[Written problem]: The listing below is the input. Say how many of its lines contain "цена", giving the number alone.

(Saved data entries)
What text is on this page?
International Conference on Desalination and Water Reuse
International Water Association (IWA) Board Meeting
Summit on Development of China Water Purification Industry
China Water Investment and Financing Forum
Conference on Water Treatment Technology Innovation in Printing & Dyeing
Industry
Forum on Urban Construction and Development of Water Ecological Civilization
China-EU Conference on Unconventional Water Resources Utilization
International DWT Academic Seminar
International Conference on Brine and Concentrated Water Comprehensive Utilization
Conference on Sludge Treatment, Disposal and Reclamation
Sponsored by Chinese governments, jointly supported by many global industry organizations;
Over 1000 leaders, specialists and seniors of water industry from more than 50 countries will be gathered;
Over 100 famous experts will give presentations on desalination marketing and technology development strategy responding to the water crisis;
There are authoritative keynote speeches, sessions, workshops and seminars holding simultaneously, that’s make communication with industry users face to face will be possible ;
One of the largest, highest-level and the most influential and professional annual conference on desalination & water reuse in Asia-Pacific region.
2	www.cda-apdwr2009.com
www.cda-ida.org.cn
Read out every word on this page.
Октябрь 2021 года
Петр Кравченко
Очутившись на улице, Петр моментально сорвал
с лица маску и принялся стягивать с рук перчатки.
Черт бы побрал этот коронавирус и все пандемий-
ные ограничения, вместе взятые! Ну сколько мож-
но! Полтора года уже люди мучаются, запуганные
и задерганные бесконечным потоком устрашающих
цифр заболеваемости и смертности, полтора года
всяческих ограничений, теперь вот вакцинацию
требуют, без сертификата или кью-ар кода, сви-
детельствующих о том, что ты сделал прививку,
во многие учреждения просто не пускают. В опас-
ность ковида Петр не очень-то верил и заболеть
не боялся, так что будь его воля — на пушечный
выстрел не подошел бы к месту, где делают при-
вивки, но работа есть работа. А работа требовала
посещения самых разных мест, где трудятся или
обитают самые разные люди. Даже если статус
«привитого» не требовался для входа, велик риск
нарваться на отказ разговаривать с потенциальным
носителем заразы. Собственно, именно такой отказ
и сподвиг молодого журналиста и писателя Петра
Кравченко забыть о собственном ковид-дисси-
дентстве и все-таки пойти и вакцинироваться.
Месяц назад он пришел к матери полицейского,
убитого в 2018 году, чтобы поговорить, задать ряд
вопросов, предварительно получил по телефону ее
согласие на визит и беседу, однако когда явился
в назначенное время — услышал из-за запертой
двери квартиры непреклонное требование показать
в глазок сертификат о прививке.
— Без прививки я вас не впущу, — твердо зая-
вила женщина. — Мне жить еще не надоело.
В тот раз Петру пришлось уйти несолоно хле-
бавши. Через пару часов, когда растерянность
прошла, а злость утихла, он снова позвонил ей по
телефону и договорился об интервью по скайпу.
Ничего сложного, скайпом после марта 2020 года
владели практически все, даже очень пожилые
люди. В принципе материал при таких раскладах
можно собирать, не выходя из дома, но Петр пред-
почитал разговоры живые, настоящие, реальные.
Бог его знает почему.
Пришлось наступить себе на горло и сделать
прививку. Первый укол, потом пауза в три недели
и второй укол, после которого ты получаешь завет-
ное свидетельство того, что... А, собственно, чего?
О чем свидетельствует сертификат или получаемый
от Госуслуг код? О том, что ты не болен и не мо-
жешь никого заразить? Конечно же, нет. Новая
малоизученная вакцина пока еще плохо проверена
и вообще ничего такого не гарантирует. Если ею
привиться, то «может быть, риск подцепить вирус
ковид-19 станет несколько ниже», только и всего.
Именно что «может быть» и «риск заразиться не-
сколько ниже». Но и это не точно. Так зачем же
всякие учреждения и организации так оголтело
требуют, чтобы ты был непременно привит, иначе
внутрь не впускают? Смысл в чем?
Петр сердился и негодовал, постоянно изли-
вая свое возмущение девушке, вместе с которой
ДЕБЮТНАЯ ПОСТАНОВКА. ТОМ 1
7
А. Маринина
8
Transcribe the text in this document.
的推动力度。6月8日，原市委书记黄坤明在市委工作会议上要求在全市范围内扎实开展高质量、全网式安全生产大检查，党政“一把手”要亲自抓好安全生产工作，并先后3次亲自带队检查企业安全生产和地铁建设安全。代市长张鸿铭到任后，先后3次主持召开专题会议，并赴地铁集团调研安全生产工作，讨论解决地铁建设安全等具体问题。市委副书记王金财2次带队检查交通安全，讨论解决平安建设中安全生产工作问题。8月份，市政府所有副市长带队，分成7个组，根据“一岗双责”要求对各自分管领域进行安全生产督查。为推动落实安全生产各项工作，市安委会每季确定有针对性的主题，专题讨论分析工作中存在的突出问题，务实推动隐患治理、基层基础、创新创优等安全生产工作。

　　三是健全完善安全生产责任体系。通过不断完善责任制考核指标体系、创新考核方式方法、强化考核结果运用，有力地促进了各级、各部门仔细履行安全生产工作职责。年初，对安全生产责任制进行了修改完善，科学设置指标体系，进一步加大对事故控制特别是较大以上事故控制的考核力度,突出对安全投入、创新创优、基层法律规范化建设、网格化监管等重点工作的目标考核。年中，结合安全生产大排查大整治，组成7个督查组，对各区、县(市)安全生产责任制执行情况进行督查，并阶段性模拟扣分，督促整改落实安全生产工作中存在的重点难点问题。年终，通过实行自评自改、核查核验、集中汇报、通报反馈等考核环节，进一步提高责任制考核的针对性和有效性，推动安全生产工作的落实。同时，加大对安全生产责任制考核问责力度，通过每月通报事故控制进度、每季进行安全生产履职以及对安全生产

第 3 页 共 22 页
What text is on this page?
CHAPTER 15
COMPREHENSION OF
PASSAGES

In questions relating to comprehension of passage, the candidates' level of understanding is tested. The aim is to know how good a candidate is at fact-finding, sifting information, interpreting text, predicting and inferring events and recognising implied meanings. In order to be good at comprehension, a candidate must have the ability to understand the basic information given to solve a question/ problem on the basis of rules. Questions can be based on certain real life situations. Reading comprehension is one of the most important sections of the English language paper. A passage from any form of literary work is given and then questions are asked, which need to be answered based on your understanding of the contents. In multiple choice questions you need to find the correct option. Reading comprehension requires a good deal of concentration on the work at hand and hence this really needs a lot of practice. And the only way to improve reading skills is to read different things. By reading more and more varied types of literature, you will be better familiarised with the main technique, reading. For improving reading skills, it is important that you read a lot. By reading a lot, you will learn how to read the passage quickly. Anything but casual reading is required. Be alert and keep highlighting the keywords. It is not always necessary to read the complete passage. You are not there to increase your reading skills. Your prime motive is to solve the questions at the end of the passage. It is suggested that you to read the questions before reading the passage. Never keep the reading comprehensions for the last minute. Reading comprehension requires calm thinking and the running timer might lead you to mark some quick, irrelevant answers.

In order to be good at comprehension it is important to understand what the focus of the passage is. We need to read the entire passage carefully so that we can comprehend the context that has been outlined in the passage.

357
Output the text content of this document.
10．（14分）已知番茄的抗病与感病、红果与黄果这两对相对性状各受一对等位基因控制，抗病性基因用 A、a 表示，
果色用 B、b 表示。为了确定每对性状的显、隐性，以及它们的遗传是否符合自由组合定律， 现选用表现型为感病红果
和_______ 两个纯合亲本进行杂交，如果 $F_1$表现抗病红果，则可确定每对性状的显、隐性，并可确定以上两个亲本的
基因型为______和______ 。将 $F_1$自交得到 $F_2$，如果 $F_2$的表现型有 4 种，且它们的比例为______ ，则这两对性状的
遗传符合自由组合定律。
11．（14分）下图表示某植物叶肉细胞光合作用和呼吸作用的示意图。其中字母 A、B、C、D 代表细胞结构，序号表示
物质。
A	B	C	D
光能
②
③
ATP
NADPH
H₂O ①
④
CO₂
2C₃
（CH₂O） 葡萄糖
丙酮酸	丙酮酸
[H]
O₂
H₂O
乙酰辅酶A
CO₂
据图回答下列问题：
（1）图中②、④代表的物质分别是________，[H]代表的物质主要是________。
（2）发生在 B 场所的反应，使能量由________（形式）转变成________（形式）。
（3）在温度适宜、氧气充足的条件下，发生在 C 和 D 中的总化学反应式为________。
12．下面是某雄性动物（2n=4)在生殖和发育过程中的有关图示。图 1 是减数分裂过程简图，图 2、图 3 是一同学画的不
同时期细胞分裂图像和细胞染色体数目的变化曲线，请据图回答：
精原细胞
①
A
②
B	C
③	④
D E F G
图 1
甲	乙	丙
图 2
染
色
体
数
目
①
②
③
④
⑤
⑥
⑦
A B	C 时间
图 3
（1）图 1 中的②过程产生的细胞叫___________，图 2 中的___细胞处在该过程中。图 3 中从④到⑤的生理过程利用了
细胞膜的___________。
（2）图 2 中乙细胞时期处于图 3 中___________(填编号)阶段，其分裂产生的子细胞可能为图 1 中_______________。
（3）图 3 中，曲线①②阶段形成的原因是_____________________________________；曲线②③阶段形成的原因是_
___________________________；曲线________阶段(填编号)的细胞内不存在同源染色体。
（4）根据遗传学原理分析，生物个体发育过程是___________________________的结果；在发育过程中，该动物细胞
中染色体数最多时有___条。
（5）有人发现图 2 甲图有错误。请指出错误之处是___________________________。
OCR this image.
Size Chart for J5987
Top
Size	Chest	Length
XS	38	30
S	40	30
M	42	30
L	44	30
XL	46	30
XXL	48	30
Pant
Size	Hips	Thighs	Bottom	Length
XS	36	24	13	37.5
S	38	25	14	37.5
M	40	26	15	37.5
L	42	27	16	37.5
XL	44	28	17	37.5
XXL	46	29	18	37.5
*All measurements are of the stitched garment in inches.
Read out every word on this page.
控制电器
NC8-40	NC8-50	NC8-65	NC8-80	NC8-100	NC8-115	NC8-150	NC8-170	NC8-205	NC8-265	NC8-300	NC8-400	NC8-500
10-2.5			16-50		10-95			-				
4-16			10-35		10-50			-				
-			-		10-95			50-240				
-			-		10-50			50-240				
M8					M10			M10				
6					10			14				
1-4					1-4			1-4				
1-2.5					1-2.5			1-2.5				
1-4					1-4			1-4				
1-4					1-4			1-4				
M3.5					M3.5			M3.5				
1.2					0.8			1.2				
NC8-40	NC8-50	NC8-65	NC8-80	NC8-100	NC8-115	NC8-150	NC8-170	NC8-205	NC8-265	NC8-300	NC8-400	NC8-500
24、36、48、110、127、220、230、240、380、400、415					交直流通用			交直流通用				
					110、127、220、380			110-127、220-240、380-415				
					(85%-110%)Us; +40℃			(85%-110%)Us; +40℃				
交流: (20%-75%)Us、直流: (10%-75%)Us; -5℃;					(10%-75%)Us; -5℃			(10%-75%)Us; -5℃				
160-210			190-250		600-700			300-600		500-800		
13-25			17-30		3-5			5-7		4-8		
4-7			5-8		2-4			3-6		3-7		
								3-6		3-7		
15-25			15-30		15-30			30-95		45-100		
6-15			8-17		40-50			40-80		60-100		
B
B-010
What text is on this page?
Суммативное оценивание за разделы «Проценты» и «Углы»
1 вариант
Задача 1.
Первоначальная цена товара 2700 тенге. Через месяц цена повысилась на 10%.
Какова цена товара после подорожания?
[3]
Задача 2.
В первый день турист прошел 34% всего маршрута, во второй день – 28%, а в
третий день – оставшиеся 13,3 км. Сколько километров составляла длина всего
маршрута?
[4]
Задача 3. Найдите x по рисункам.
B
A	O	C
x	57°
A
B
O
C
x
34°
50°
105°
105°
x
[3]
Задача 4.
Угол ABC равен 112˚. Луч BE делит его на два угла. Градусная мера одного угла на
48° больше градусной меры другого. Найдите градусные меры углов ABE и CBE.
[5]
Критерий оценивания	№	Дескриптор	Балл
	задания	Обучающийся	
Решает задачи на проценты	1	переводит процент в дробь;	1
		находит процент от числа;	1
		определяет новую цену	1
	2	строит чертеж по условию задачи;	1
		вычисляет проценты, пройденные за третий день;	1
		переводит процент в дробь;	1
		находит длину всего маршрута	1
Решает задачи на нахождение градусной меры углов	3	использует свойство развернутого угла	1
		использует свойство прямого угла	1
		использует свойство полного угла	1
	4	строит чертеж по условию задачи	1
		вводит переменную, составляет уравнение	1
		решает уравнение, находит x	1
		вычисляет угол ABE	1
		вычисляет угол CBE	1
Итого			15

[Full answer]: 2